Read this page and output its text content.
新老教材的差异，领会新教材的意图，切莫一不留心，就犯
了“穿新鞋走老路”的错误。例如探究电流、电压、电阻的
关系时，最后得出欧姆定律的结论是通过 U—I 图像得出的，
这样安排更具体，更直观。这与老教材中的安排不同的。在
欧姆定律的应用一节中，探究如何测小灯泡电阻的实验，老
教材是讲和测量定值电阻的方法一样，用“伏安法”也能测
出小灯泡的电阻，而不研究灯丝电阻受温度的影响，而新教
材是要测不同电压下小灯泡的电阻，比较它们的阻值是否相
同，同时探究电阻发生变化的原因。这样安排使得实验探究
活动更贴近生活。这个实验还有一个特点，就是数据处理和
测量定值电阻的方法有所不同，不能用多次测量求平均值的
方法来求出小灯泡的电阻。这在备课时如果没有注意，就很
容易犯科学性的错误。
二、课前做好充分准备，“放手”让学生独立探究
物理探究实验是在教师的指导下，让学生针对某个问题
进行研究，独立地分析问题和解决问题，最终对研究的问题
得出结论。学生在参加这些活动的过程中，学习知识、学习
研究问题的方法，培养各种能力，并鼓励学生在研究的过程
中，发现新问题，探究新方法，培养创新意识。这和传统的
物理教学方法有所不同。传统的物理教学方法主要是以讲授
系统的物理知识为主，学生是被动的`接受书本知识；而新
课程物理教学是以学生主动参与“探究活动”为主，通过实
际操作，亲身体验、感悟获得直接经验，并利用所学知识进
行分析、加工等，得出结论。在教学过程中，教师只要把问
----------------------------------------
(TASK STATEMENT): Would you reproduce the material above in full, exactly as given?

(COMPLETED TASK):
Read this page and output its text content.
新老教材的差异，领会新教材的意图，切莫一不留心，就犯
了“穿新鞋走老路”的错误。例如探究电流、电压、电阻的
关系时，最后得出欧姆定律的结论是通过 U—I 图像得出的，
这样安排更具体，更直观。这与老教材中的安排不同的。在
欧姆定律的应用一节中，探究如何测小灯泡电阻的实验，老
教材是讲和测量定值电阻的方法一样，用“伏安法”也能测
出小灯泡的电阻，而不研究灯丝电阻受温度的影响，而新教
材是要测不同电压下小灯泡的电阻，比较它们的阻值是否相
同，同时探究电阻发生变化的原因。这样安排使得实验探究
活动更贴近生活。这个实验还有一个特点，就是数据处理和
测量定值电阻的方法有所不同，不能用多次测量求平均值的
方法来求出小灯泡的电阻。这在备课时如果没有注意，就很
容易犯科学性的错误。
二、课前做好充分准备，“放手”让学生独立探究
物理探究实验是在教师的指导下，让学生针对某个问题
进行研究，独立地分析问题和解决问题，最终对研究的问题
得出结论。学生在参加这些活动的过程中，学习知识、学习
研究问题的方法，培养各种能力，并鼓励学生在研究的过程
中，发现新问题，探究新方法，培养创新意识。这和传统的
物理教学方法有所不同。传统的物理教学方法主要是以讲授
系统的物理知识为主，学生是被动的`接受书本知识；而新
课程物理教学是以学生主动参与“探究活动”为主，通过实
际操作，亲身体验、感悟获得直接经验，并利用所学知识进
行分析、加工等，得出结论。在教学过程中，教师只要把问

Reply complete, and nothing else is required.